YOUR TASK —
What follows is a set of records, each of which is to be written out exactly.

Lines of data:
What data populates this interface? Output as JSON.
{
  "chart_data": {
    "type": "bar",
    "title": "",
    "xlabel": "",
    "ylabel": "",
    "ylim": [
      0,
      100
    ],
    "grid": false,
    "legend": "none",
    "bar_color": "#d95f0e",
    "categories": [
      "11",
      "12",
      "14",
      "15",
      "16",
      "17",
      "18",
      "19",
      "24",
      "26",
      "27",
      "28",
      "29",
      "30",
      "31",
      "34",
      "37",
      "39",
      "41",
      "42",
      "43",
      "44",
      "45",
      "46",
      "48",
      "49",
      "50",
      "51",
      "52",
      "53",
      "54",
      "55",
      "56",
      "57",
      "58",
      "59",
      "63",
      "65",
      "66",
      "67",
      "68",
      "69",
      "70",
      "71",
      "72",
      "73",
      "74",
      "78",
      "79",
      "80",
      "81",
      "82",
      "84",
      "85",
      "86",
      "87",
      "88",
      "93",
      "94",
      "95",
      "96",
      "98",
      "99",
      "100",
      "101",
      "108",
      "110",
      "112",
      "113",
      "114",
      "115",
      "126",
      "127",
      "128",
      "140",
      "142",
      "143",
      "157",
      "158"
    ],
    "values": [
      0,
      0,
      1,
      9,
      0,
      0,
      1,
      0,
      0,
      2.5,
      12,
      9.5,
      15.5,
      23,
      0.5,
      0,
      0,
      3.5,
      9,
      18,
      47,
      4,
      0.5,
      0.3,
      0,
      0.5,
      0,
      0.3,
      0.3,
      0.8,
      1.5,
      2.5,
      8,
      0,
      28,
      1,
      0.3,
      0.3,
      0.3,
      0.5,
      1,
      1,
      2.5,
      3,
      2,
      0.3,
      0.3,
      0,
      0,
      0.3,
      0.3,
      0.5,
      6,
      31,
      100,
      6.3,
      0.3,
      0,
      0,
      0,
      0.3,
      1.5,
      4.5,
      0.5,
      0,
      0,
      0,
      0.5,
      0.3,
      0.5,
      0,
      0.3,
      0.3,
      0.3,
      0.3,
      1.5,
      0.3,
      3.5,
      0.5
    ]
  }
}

ANSWER TO THIS PROBLEM —
What data populates this interface? Output as JSON.
{
  "chart_data": {
    "type": "bar",
    "title": "",
    "xlabel": "",
    "ylabel": "",
    "ylim": [
      0,
      100
    ],
    "grid": false,
    "legend": "none",
    "bar_color": "#d95f0e",
    "categories": [
      "11",
      "12",
      "14",
      "15",
      "16",
      "17",
      "18",
      "19",
      "24",
      "26",
      "27",
      "28",
      "29",
      "30",
      "31",
      "34",
      "37",
      "39",
      "41",
      "42",
      "43",
      "44",
      "45",
      "46",
      "48",
      "49",
      "50",
      "51",
      "52",
      "53",
      "54",
      "55",
      "56",
      "57",
      "58",
      "59",
      "63",
      "65",
      "66",
      "67",
      "68",
      "69",
      "70",
      "71",
      "72",
      "73",
      "74",
      "78",
      "79",
      "80",
      "81",
      "82",
      "84",
      "85",
      "86",
      "87",
      "88",
      "93",
      "94",
      "95",
      "96",
      "98",
      "99",
      "100",
      "101",
      "108",
      "110",
      "112",
      "113",
      "114",
      "115",
      "126",
      "127",
      "128",
      "140",
      "142",
      "143",
      "157",
      "158"
    ],
    "values": [
      0,
      0,
      1,
      9,
      0,
      0,
      1,
      0,
      0,
      2.5,
      12,
      9.5,
      15.5,
      23,
      0.5,
      0,
      0,
      3.5,
      9,
      18,
      47,
      4,
      0.5,
      0.3,
      0,
      0.5,
      0,
      0.3,
      0.3,
      0.8,
      1.5,
      2.5,
      8,
      0,
      28,
      1,
      0.3,
      0.3,
      0.3,
      0.5,
      1,
      1,
      2.5,
      3,
      2,
      0.3,
      0.3,
      0,
      0,
      0.3,
      0.3,
      0.5,
      6,
      31,
      100,
      6.3,
      0.3,
      0,
      0,
      0,
      0.3,
      1.5,
      4.5,
      0.5,
      0,
      0,
      0,
      0.5,
      0.3,
      0.5,
      0,
      0.3,
      0.3,
      0.3,
      0.3,
      1.5,
      0.3,
      3.5,
      0.5
    ]
  }
}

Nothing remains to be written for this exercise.